DATA SECTION
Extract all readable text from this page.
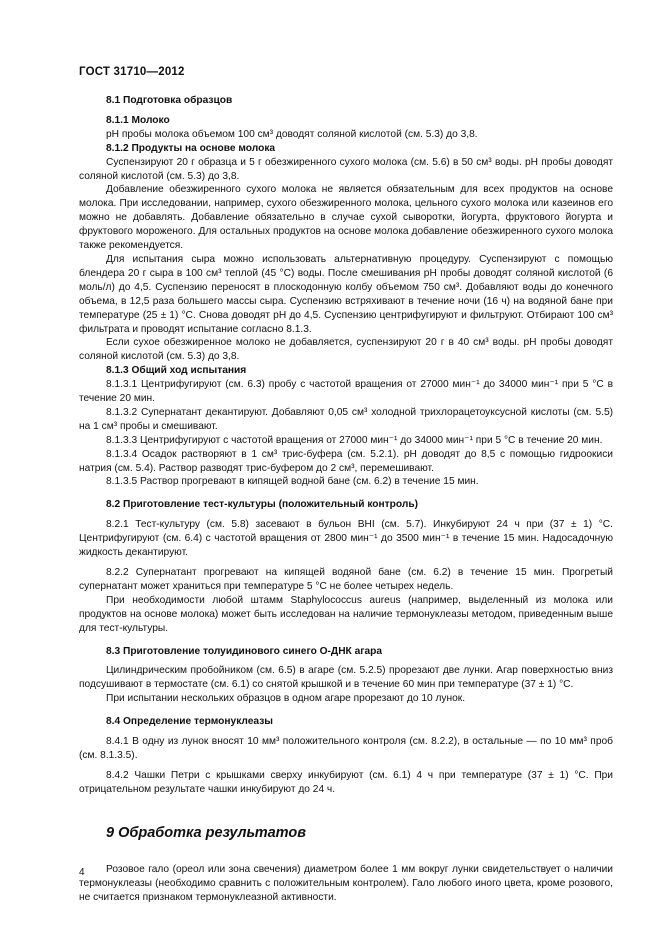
ГОСТ 31710—2012

8.1 Подготовка образцов

8.1.1 Молоко

рН пробы молока объемом 100 см³ доводят соляной кислотой (см. 5.3) до 3,8.

8.1.2 Продукты на основе молока

Суспензируют 20 г образца и 5 г обезжиренного сухого молока (см. 5.6) в 50 см³ воды. рН пробы доводят соляной кислотой (см. 5.3) до 3,8.

Добавление обезжиренного сухого молока не является обязательным для всех продуктов на основе молока. При исследовании, например, сухого обезжиренного молока, цельного сухого молока или казеинов его можно не добавлять. Добавление обязательно в случае сухой сыворотки, йогурта, фруктового йогурта и фруктового мороженого. Для остальных продуктов на основе молока добавление обезжиренного сухого молока также рекомендуется.

Для испытания сыра можно использовать альтернативную процедуру. Суспензируют с помощью блендера 20 г сыра в 100 см³ теплой (45 °С) воды. После смешивания рН пробы доводят соляной кислотой (6 моль/л) до 4,5. Суспензию переносят в плоскодонную колбу объемом 750 см³. Добавляют воды до конечного объема, в 12,5 раза большего массы сыра. Суспензию встряхивают в течение ночи (16 ч) на водяной бане при температуре (25 ± 1) °С. Снова доводят рН до 4,5. Суспензию центрифугируют и фильтруют. Отбирают 100 см³ фильтрата и проводят испытание согласно 8.1.3.

Если сухое обезжиренное молоко не добавляется, суспензируют 20 г в 40 см³ воды. рН пробы доводят соляной кислотой (см. 5.3) до 3,8.

8.1.3 Общий ход испытания

8.1.3.1 Центрифугируют (см. 6.3) пробу с частотой вращения от 27000 мин⁻¹ до 34000 мин⁻¹ при 5 °С в течение 20 мин.

8.1.3.2 Супернатант декантируют. Добавляют 0,05 см³ холодной трихлорацетоуксусной кислоты (см. 5.5) на 1 см³ пробы и смешивают.

8.1.3.3 Центрифугируют с частотой вращения от 27000 мин⁻¹ до 34000 мин⁻¹ при 5 °С в течение 20 мин.

8.1.3.4 Осадок растворяют в 1 см³ трис-буфера (см. 5.2.1). рН доводят до 8,5 с помощью гидроокиси натрия (см. 5.4). Раствор разводят трис-буфером до 2 см³, перемешивают.

8.1.3.5 Раствор прогревают в кипящей водной бане (см. 6.2) в течение 15 мин.

8.2 Приготовление тест-культуры (положительный контроль)

8.2.1 Тест-культуру (см. 5.8) засевают в бульон ВНI (см. 5.7). Инкубируют 24 ч при (37 ± 1) °С. Центрифугируют (см. 6.4) с частотой вращения от 2800 мин⁻¹ до 3500 мин⁻¹ в течение 15 мин. Надосадочную жидкость декантируют.

8.2.2 Супернатант прогревают на кипящей водяной бане (см. 6.2) в течение 15 мин. Прогретый супернатант может храниться при температуре 5 °С не более четырех недель.

При необходимости любой штамм Staphylococcus aureus (например, выделенный из молока или продуктов на основе молока) может быть исследован на наличие термонуклеазы методом, приведенным выше для тест-культуры.

8.3 Приготовление толуидинового синего О-ДНК агара

Цилиндрическим пробойником (см. 6.5) в агаре (см. 5.2.5) прорезают две лунки. Агар поверхностью вниз подсушивают в термостате (см. 6.1) со снятой крышкой и в течение 60 мин при температуре (37 ± 1) °С.

При испытании нескольких образцов в одном агаре прорезают до 10 лунок.

8.4 Определение термонуклеазы

8.4.1 В одну из лунок вносят 10 мм³ положительного контроля (см. 8.2.2), в остальные — по 10 мм³ проб (см. 8.1.3.5).

8.4.2 Чашки Петри с крышками сверху инкубируют (см. 6.1) 4 ч при температуре (37 ± 1) °С. При отрицательном результате чашки инкубируют до 24 ч.

9 Обработка результатов

Розовое гало (ореол или зона свечения) диаметром более 1 мм вокруг лунки свидетельствует о наличии термонуклеазы (необходимо сравнить с положительным контролем). Гало любого иного цвета, кроме розового, не считается признаком термонуклеазной активности.

4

AIM
Leave the images out and output the remaining material exactly as it stands.

PROBLEM SOLUTION
Extract all readable text from this page.
ГОСТ 31710—2012

8.1 Подготовка образцов

8.1.1 Молоко

рН пробы молока объемом 100 см³ доводят соляной кислотой (см. 5.3) до 3,8.

8.1.2 Продукты на основе молока

Суспензируют 20 г образца и 5 г обезжиренного сухого молока (см. 5.6) в 50 см³ воды. рН пробы доводят соляной кислотой (см. 5.3) до 3,8.

Добавление обезжиренного сухого молока не является обязательным для всех продуктов на основе молока. При исследовании, например, сухого обезжиренного молока, цельного сухого молока или казеинов его можно не добавлять. Добавление обязательно в случае сухой сыворотки, йогурта, фруктового йогурта и фруктового мороженого. Для остальных продуктов на основе молока добавление обезжиренного сухого молока также рекомендуется.

Для испытания сыра можно использовать альтернативную процедуру. Суспензируют с помощью блендера 20 г сыра в 100 см³ теплой (45 °С) воды. После смешивания рН пробы доводят соляной кислотой (6 моль/л) до 4,5. Суспензию переносят в плоскодонную колбу объемом 750 см³. Добавляют воды до конечного объема, в 12,5 раза большего массы сыра. Суспензию встряхивают в течение ночи (16 ч) на водяной бане при температуре (25 ± 1) °С. Снова доводят рН до 4,5. Суспензию центрифугируют и фильтруют. Отбирают 100 см³ фильтрата и проводят испытание согласно 8.1.3.

Если сухое обезжиренное молоко не добавляется, суспензируют 20 г в 40 см³ воды. рН пробы доводят соляной кислотой (см. 5.3) до 3,8.

8.1.3 Общий ход испытания

8.1.3.1 Центрифугируют (см. 6.3) пробу с частотой вращения от 27000 мин⁻¹ до 34000 мин⁻¹ при 5 °С в течение 20 мин.

8.1.3.2 Супернатант декантируют. Добавляют 0,05 см³ холодной трихлорацетоуксусной кислоты (см. 5.5) на 1 см³ пробы и смешивают.

8.1.3.3 Центрифугируют с частотой вращения от 27000 мин⁻¹ до 34000 мин⁻¹ при 5 °С в течение 20 мин.

8.1.3.4 Осадок растворяют в 1 см³ трис-буфера (см. 5.2.1). рН доводят до 8,5 с помощью гидроокиси натрия (см. 5.4). Раствор разводят трис-буфером до 2 см³, перемешивают.

8.1.3.5 Раствор прогревают в кипящей водной бане (см. 6.2) в течение 15 мин.

8.2 Приготовление тест-культуры (положительный контроль)

8.2.1 Тест-культуру (см. 5.8) засевают в бульон ВНI (см. 5.7). Инкубируют 24 ч при (37 ± 1) °С. Центрифугируют (см. 6.4) с частотой вращения от 2800 мин⁻¹ до 3500 мин⁻¹ в течение 15 мин. Надосадочную жидкость декантируют.

8.2.2 Супернатант прогревают на кипящей водяной бане (см. 6.2) в течение 15 мин. Прогретый супернатант может храниться при температуре 5 °С не более четырех недель.

При необходимости любой штамм Staphylococcus aureus (например, выделенный из молока или продуктов на основе молока) может быть исследован на наличие термонуклеазы методом, приведенным выше для тест-культуры.

8.3 Приготовление толуидинового синего О-ДНК агара

Цилиндрическим пробойником (см. 6.5) в агаре (см. 5.2.5) прорезают две лунки. Агар поверхностью вниз подсушивают в термостате (см. 6.1) со снятой крышкой и в течение 60 мин при температуре (37 ± 1) °С.

При испытании нескольких образцов в одном агаре прорезают до 10 лунок.

8.4 Определение термонуклеазы

8.4.1 В одну из лунок вносят 10 мм³ положительного контроля (см. 8.2.2), в остальные — по 10 мм³ проб (см. 8.1.3.5).

8.4.2 Чашки Петри с крышками сверху инкубируют (см. 6.1) 4 ч при температуре (37 ± 1) °С. При отрицательном результате чашки инкубируют до 24 ч.

9 Обработка результатов

Розовое гало (ореол или зона свечения) диаметром более 1 мм вокруг лунки свидетельствует о наличии термонуклеазы (необходимо сравнить с положительным контролем). Гало любого иного цвета, кроме розового, не считается признаком термонуклеазной активности.

4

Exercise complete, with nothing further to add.